Which lines below hold the word "toast"? Report each one.
[Begin]
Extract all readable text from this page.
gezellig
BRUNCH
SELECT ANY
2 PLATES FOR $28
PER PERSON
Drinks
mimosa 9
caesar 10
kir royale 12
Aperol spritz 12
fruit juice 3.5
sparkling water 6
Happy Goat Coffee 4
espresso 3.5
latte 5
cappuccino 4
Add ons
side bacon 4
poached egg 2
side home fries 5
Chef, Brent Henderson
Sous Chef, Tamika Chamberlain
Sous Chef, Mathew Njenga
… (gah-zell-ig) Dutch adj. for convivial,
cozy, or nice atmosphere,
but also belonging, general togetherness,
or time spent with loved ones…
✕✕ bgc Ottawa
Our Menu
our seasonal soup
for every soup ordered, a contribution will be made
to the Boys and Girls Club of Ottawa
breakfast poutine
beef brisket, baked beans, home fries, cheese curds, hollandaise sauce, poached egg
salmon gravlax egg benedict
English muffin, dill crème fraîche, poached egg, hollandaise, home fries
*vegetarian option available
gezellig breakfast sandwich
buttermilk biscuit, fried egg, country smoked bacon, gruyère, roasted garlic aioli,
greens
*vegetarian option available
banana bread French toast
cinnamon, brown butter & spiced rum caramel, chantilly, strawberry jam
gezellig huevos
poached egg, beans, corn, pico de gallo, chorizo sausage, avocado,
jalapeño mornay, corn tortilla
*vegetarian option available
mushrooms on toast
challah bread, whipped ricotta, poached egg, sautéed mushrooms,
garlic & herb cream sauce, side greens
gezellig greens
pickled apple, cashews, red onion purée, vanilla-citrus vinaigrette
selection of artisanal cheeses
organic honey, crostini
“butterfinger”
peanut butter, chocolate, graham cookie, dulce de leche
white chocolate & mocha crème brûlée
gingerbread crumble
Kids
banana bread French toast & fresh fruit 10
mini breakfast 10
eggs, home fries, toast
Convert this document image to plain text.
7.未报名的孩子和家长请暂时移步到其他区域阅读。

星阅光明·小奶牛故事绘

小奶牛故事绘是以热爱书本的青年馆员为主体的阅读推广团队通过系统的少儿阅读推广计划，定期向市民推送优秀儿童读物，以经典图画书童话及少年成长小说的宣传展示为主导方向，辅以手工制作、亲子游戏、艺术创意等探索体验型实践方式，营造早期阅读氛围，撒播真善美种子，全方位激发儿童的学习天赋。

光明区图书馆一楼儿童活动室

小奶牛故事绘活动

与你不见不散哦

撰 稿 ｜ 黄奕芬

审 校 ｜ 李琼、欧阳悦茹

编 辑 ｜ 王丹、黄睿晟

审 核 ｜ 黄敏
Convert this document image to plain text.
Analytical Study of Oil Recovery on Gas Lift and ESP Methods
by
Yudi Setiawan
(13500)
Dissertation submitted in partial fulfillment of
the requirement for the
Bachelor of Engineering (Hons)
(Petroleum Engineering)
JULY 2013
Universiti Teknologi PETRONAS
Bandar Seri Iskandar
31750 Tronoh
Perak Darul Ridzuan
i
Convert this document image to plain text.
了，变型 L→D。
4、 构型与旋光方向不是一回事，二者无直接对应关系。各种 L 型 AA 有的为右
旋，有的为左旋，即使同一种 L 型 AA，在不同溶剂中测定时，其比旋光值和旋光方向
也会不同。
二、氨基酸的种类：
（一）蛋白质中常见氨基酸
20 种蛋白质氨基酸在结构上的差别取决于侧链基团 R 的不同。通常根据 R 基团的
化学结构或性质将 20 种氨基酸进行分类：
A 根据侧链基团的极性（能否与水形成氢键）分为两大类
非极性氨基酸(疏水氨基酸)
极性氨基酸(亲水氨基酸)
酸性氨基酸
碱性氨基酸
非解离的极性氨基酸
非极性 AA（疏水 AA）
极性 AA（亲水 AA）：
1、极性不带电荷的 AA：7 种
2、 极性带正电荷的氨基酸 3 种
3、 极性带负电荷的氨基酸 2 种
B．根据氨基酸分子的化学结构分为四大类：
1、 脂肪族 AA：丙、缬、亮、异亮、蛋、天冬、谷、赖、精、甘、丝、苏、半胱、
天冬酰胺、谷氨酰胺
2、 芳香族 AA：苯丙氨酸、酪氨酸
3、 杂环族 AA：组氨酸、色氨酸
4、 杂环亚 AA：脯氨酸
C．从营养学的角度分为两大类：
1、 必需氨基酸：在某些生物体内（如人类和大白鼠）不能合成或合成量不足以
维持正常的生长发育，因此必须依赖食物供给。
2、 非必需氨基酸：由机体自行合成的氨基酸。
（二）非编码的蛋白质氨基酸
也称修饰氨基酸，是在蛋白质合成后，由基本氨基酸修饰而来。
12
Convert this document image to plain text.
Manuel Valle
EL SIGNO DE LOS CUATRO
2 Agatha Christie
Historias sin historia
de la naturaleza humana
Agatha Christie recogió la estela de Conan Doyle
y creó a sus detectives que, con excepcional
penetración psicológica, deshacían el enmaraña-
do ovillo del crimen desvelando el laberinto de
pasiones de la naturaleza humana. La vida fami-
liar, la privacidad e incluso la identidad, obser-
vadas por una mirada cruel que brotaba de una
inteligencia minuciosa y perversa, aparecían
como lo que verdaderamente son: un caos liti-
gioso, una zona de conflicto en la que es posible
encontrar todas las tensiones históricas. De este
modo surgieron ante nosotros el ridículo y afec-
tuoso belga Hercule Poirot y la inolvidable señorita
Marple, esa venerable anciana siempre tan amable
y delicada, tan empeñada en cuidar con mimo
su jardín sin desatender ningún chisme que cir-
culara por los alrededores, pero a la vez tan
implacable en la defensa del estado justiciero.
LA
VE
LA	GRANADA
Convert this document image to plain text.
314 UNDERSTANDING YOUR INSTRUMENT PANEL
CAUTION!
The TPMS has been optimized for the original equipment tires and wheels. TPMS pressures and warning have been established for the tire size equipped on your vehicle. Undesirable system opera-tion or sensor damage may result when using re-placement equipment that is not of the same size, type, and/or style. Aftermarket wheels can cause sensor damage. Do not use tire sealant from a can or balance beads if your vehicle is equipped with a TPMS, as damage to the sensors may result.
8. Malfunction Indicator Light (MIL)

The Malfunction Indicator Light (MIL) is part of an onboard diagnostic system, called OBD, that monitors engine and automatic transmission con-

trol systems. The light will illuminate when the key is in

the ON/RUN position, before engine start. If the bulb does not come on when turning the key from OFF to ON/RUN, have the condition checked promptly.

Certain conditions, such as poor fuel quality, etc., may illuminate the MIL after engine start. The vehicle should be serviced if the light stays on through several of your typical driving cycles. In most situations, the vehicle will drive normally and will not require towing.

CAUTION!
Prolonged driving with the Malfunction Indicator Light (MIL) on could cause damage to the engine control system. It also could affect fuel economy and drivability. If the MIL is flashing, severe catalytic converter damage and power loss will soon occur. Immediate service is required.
[End]
EXPECTED ANSWER.
banana bread French toast
mushrooms on toast
banana bread French toast & fresh fruit 10
eggs, home fries, toast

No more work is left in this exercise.